[Short task] Find every line in the records below that holds the word "Serto", and copy each one.
• • • • •
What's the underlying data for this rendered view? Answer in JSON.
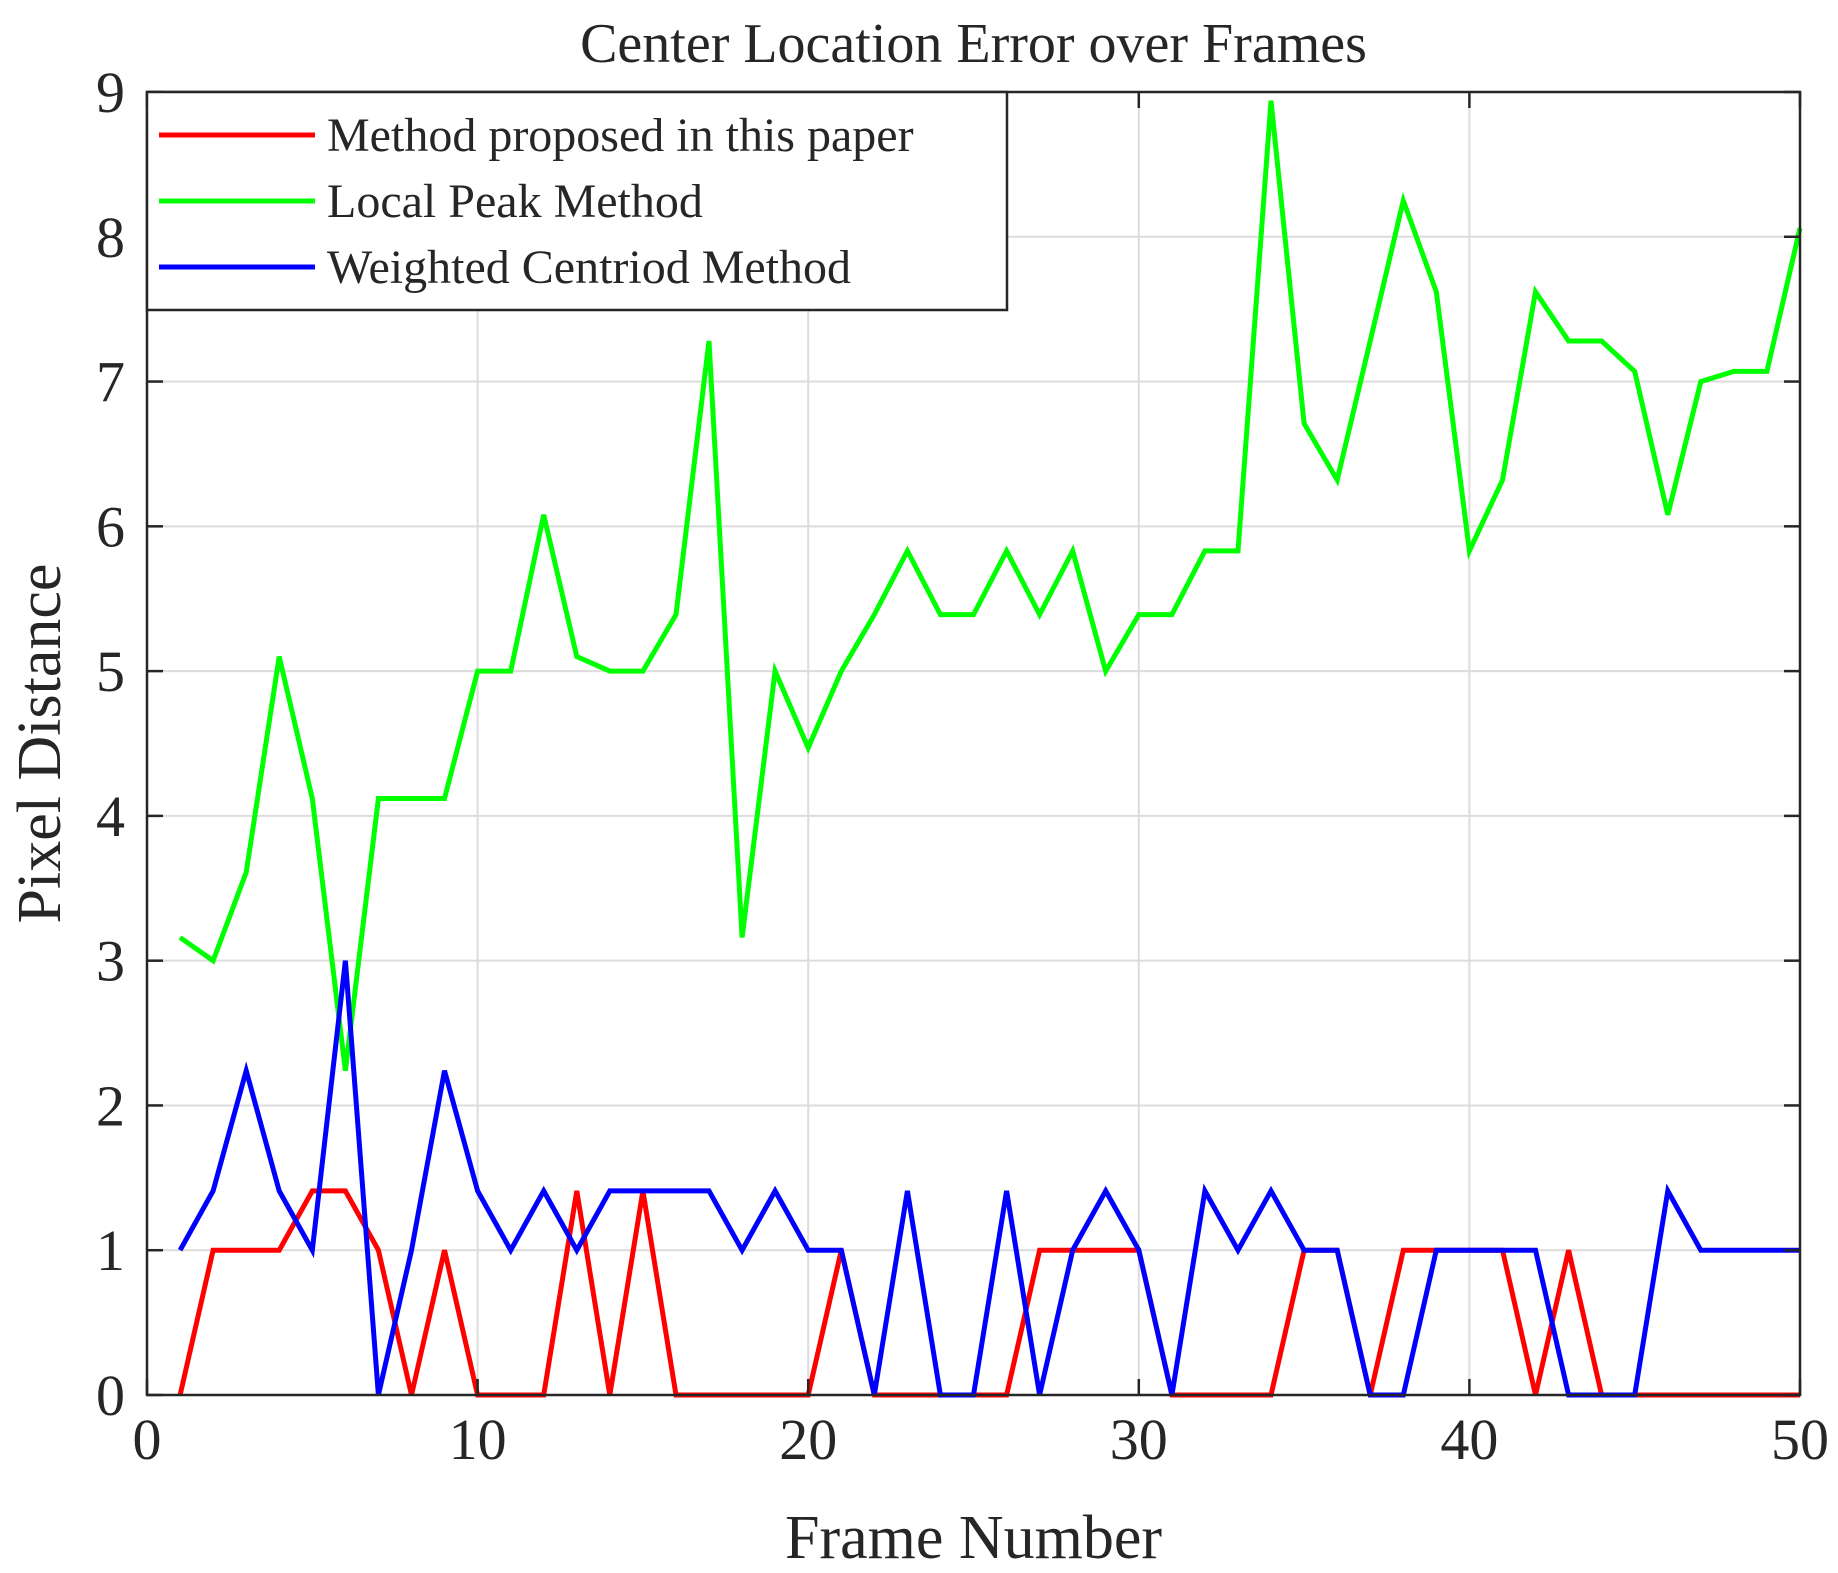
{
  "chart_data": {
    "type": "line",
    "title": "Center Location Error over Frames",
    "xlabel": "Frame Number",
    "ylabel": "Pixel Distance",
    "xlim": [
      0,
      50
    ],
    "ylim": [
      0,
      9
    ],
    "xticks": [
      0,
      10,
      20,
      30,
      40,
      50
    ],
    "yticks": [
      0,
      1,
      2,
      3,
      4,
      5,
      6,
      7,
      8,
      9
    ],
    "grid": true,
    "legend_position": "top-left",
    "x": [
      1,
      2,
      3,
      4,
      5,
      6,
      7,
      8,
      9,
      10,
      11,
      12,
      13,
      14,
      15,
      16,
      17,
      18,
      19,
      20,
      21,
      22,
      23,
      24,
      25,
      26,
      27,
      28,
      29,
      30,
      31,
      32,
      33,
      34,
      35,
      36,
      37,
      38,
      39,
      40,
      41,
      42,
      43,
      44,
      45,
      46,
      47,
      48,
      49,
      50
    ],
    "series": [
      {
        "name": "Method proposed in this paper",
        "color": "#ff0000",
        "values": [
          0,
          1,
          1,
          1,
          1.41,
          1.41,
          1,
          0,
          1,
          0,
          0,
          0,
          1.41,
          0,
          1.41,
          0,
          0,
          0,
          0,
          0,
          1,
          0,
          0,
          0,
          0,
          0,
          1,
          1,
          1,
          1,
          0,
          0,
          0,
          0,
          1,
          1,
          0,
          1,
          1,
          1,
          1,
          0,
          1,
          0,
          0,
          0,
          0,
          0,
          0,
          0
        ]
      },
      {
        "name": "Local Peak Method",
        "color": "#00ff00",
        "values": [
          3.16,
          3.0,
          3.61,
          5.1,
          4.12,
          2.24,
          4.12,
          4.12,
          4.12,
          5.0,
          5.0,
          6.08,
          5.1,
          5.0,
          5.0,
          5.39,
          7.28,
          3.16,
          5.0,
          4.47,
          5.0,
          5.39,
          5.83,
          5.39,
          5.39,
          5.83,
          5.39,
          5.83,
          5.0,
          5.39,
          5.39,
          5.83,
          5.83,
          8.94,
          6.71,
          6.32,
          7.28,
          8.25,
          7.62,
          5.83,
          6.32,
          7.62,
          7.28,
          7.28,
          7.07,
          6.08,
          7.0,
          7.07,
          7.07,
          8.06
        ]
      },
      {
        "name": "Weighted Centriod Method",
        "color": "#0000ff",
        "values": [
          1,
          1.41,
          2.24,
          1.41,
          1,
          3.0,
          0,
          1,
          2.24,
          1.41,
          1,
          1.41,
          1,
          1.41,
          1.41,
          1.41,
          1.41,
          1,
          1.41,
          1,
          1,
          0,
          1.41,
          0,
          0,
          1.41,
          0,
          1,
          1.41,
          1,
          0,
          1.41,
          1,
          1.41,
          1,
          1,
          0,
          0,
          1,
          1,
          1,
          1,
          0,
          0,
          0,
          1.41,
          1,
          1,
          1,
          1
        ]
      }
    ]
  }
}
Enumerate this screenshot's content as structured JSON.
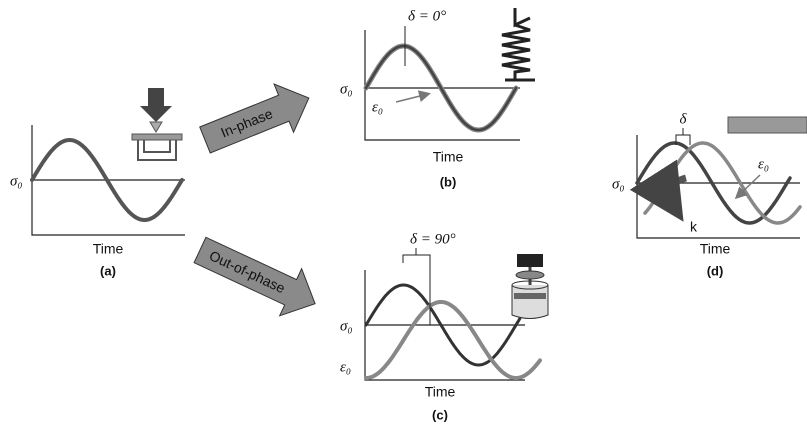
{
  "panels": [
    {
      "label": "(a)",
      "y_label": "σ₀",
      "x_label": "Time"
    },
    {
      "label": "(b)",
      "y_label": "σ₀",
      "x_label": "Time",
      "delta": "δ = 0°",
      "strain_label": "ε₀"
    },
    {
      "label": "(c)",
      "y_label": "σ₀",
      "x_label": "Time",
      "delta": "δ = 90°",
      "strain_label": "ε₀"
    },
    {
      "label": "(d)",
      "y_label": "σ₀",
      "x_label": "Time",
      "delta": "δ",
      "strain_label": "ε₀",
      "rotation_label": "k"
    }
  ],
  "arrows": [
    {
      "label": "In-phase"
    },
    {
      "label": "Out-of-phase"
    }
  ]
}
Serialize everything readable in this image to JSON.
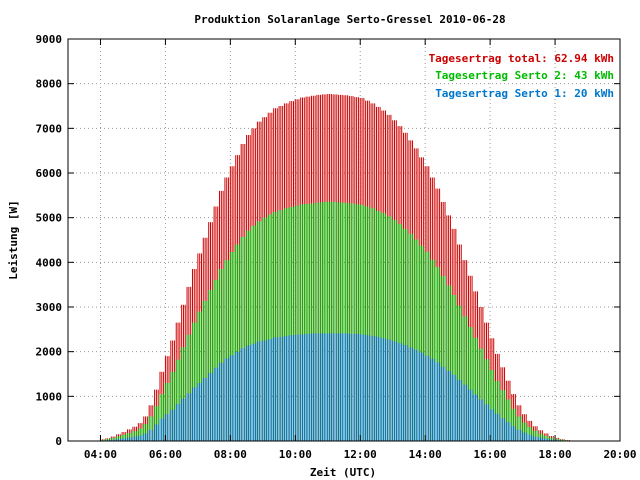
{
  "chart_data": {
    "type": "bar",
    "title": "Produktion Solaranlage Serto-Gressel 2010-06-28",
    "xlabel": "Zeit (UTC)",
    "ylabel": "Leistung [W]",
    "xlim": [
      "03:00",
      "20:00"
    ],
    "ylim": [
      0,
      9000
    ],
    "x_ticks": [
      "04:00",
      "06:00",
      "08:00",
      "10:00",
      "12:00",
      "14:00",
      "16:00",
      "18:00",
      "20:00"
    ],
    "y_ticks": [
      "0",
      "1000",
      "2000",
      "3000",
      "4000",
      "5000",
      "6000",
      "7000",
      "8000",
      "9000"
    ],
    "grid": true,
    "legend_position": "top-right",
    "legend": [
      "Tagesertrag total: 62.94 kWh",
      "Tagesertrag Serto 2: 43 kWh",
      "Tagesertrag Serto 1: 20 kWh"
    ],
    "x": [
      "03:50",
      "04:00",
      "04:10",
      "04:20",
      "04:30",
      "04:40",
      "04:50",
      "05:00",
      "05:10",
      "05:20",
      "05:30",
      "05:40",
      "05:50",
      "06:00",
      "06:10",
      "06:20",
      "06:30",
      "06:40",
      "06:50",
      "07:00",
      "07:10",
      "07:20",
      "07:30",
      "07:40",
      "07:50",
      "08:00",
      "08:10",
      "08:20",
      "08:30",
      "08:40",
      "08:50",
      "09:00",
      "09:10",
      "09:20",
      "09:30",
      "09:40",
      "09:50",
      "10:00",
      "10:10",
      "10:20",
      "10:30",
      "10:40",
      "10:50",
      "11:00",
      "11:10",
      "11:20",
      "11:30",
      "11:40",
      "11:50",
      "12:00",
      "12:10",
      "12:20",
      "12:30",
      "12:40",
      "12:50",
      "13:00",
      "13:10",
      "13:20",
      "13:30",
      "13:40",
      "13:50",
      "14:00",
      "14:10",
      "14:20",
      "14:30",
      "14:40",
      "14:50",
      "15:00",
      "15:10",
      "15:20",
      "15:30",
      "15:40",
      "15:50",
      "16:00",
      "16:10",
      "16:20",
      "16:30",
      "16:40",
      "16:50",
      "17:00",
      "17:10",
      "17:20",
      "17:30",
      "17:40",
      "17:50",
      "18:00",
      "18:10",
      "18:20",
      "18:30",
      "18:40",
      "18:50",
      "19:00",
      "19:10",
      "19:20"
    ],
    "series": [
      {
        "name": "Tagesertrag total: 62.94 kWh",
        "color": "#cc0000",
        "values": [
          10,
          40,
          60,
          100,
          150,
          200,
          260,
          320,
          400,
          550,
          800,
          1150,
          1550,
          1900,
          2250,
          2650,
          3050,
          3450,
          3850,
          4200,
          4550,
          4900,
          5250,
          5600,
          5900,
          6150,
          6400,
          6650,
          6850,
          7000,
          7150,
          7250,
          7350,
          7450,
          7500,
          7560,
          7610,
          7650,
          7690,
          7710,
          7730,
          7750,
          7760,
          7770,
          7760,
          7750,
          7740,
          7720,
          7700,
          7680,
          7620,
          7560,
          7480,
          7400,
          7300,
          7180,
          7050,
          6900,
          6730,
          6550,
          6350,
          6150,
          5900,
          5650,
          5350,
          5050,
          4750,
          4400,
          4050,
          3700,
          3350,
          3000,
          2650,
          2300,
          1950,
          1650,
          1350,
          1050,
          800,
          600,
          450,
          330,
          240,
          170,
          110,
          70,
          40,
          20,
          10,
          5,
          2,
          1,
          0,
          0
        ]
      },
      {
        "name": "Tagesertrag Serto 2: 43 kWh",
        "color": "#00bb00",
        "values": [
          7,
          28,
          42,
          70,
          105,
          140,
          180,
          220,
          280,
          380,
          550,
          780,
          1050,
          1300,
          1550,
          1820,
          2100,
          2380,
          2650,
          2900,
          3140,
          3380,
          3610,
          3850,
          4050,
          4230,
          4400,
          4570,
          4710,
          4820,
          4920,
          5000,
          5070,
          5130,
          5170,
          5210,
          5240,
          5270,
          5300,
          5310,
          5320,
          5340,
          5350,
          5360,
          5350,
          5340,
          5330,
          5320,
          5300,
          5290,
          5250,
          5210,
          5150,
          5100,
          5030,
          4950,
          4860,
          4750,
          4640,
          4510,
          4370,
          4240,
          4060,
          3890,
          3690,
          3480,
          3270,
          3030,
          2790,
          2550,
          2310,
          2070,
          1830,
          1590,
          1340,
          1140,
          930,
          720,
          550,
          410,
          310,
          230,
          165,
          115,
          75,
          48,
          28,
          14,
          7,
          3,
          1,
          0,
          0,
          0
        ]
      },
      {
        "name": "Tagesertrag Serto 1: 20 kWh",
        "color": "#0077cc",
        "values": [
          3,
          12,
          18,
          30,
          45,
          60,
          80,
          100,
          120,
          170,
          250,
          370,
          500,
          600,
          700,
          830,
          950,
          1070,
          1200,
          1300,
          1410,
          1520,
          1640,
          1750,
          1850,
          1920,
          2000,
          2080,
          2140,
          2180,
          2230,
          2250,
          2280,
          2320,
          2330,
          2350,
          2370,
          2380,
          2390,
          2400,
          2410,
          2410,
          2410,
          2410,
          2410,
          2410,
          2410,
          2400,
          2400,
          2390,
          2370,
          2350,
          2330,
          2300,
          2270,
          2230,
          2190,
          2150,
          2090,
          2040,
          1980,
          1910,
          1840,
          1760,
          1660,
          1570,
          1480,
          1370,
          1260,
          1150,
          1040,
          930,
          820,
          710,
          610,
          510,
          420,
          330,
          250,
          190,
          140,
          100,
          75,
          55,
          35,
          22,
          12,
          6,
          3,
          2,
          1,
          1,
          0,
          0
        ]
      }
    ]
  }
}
• • • • •
[Written solution]
    "title": "Produktion Solaranlage Serto-Gressel 2010-06-28",
      "Tagesertrag Serto 2: 43 kWh",
      "Tagesertrag Serto 1: 20 kWh"
        "name": "Tagesertrag Serto 2: 43 kWh",
        "name": "Tagesertrag Serto 1: 20 kWh",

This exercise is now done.